Copy the passage from the article on the former Afghan envoy's remarks between "The UN in its" and "parts of Afghanistan.", inclusive, word for word.

▶ _Excerpt_
----------------

Pakistan had birthed Taliban in an attempt to counter India, a former Afghan envoy has said citing former Pakistan president General Pervez Musharraf.
Mahmoud Saikal, former Deputy Foreign Minister of Afghanistan and Ambassador to the UN and Australia on Saturday tweeted, "According to @P_Musharraf, Pakistan gave birth to the Taliban to counter Indian action against it. @ImranKhanPTI believes the Taliban have broken the shackles of slavery. @SMQureshiPTI & @YusufMoeed are currently busy lobbying the world to engage with the Taliban."
Mr Saikal also referred to a paper titled "The Sun in the sky: The relationship between Pakistan's ISI and Afghan insurgents by Matt Waldman Carr Center for Human Rights Policy Kennedy School of Government, Harvard University.
"Only a policy of pressure/sanction and condition-based rapprochement with Pakistan can bring real positive change in Afghanistan and maintain international peace and security," the former Afghan envoy said in a subsequent tweet.
Mr Saikal also said that a fresh UN report establishes the symbiotic ties between ISIL-K, Taliban and the al-Qaeda.
The UN in its latest 12th report of the Analytical Support and Sanctions Monitoring Team said that a significant part of the leadership of Al-Qaeda resides in the Afghanistan and Pakistan border region, alongside Al-Qaeda in the Indian Subcontinent. Large numbers of Al-Qaeda fighters and other foreign extremist elements aligned with the Taliban are located in various parts of Afghanistan.

----------------

▶ _Dataset_

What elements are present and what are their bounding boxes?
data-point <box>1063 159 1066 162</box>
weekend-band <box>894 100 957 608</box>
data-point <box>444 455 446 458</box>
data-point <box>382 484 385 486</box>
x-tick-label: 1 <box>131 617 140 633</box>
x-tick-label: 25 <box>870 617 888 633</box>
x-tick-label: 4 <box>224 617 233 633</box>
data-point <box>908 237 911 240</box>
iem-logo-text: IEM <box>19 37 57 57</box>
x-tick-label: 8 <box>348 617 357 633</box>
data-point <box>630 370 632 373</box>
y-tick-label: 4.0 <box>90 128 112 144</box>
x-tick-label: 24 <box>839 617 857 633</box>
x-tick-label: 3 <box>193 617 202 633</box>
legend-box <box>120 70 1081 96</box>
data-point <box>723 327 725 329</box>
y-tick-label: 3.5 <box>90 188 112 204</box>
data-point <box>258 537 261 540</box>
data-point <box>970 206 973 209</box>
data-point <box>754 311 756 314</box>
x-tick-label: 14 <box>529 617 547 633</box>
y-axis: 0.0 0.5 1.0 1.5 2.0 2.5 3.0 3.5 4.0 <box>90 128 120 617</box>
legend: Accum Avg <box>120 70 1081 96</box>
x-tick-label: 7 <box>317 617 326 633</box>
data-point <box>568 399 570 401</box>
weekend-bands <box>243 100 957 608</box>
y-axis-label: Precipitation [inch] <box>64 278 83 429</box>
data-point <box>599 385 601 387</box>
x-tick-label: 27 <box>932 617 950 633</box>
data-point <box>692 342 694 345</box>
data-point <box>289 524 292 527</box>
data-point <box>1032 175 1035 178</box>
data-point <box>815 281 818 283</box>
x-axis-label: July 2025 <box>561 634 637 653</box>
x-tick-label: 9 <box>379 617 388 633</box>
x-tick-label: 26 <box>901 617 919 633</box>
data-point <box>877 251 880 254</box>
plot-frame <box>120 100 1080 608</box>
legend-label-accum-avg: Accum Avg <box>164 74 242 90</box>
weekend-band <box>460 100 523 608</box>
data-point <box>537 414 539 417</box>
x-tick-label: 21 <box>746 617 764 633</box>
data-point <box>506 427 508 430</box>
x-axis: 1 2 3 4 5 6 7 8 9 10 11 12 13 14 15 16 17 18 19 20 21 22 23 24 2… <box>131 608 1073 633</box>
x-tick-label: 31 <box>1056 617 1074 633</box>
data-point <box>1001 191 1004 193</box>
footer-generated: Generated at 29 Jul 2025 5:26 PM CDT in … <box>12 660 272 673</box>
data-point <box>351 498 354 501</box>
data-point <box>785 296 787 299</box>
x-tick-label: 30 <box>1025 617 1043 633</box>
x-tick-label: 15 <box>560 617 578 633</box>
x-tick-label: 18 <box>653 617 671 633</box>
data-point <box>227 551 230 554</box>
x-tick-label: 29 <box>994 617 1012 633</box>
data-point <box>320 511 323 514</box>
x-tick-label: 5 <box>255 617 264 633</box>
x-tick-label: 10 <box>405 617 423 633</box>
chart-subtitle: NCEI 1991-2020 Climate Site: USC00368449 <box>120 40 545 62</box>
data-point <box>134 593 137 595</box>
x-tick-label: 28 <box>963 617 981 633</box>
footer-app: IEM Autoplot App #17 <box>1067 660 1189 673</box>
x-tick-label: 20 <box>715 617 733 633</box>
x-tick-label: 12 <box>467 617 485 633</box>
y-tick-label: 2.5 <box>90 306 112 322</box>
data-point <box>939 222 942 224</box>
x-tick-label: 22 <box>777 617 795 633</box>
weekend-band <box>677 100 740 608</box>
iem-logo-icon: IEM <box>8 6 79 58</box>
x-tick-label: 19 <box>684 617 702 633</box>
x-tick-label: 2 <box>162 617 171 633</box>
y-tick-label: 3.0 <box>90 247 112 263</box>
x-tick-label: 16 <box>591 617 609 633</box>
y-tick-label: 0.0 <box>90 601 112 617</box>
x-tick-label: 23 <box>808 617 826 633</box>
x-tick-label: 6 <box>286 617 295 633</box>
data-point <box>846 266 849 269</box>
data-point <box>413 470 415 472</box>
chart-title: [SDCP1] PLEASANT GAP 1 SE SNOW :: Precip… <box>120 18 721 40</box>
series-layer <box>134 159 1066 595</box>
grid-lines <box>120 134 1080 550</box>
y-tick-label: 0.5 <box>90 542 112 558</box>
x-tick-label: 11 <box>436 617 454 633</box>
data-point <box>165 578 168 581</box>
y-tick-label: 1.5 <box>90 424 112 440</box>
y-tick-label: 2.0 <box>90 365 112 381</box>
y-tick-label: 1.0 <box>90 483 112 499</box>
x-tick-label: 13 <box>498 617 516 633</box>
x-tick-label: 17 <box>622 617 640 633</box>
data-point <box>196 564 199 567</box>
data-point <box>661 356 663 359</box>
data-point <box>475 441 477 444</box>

----------------

▶ _Solution_
The UN in its latest 12th report of the Analytical Support and Sanctions Monitoring Team said that a significant part of the leadership of Al-Qaeda resides in the Afghanistan and Pakistan border region, alongside Al-Qaeda in the Indian Subcontinent. Large numbers of Al-Qaeda fighters and other foreign extremist elements aligned with the Taliban are located in various parts of Afghanistan.